Stored records:
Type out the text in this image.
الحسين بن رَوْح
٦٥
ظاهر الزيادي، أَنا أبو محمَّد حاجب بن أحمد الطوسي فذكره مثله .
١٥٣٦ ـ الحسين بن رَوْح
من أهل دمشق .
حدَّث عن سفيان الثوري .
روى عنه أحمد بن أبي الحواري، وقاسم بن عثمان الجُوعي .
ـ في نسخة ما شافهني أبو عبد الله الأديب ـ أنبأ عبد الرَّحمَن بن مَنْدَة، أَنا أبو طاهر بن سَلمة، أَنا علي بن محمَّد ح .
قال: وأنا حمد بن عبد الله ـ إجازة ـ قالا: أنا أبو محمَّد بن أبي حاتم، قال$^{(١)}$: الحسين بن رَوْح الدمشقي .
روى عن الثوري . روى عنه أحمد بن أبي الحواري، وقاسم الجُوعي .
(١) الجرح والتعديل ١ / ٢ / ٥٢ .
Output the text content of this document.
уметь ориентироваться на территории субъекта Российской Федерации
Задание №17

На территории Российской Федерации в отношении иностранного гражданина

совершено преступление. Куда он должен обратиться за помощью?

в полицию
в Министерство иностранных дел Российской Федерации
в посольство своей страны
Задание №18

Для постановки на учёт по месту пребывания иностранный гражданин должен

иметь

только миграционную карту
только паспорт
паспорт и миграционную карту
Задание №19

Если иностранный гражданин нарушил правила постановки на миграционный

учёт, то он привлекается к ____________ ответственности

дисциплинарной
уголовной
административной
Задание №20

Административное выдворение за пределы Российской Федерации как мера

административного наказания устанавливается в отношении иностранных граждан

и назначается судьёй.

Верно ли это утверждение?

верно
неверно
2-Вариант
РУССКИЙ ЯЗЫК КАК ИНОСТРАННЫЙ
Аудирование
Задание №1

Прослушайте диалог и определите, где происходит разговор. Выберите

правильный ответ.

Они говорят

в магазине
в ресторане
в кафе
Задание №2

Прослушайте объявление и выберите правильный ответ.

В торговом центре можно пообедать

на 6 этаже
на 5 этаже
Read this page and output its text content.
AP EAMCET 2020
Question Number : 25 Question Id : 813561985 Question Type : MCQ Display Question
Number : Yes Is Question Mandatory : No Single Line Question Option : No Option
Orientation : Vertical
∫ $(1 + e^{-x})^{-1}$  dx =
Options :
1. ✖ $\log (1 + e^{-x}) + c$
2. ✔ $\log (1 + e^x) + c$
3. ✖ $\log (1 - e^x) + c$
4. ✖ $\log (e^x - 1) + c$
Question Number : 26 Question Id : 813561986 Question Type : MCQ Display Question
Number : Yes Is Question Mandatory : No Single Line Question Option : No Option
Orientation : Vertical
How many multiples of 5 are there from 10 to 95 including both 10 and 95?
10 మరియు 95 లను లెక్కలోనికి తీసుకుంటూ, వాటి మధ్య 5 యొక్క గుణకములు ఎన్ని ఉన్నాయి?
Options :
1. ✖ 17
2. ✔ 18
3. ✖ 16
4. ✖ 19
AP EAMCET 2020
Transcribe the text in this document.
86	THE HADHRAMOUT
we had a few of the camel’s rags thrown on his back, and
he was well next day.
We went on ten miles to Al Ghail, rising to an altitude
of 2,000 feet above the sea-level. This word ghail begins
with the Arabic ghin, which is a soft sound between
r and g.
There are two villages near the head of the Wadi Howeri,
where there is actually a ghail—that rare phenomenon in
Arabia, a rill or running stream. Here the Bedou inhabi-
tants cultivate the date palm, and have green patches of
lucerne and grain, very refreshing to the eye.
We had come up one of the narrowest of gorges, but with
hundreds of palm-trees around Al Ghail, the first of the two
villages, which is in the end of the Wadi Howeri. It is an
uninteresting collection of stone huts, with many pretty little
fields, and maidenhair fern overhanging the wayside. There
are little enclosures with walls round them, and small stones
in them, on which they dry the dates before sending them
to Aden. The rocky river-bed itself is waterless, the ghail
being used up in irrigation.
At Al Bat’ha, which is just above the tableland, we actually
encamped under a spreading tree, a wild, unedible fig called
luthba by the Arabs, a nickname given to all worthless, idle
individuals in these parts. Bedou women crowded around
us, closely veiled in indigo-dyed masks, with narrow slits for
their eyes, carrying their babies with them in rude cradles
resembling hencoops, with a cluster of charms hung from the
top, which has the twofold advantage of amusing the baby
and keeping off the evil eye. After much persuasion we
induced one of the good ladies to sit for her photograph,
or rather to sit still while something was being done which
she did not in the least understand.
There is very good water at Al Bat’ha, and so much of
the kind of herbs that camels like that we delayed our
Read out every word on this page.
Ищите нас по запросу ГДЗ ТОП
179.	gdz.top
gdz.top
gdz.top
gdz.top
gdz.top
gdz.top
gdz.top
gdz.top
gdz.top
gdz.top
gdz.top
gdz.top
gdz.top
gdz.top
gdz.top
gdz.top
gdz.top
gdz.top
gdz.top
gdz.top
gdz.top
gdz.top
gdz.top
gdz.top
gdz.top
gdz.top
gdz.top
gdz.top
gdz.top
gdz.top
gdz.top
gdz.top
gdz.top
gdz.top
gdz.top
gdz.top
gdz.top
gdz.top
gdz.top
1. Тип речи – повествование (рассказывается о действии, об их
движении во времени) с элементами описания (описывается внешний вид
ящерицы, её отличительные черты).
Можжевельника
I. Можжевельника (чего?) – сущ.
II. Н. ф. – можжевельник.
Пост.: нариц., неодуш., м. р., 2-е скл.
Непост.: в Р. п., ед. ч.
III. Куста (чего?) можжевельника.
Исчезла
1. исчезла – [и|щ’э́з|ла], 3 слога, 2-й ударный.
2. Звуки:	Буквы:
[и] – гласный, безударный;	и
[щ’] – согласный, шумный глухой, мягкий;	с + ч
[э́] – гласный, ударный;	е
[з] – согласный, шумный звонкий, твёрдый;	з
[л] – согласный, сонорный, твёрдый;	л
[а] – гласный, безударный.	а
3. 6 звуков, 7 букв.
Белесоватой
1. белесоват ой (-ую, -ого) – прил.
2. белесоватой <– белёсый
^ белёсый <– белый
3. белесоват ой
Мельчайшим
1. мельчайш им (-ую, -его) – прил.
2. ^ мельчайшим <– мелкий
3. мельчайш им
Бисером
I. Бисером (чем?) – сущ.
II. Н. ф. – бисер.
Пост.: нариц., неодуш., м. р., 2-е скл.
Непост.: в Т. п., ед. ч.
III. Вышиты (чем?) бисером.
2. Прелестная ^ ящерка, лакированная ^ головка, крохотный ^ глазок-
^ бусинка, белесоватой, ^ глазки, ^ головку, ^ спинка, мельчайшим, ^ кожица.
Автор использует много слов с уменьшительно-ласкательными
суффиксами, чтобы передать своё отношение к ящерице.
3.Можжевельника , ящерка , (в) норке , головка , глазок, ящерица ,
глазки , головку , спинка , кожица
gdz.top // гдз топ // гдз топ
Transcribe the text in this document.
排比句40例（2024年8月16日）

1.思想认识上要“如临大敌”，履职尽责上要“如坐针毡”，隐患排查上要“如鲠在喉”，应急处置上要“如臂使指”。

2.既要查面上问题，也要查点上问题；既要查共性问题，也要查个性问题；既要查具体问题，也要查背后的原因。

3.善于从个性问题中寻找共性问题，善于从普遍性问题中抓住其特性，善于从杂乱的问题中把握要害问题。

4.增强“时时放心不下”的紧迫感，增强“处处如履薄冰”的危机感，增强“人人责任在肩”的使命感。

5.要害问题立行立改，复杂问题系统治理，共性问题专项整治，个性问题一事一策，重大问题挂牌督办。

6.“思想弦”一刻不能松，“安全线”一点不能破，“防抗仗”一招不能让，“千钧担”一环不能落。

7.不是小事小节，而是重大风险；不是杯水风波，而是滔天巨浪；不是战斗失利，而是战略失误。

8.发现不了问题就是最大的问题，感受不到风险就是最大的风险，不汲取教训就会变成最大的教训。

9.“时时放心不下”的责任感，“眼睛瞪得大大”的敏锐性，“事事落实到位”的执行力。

**Problem requirements**:
Using the listing above, locate the lines that hold "миграционную" and copy each one.

**Answer in full**:
только миграционную карту
паспорт и миграционную карту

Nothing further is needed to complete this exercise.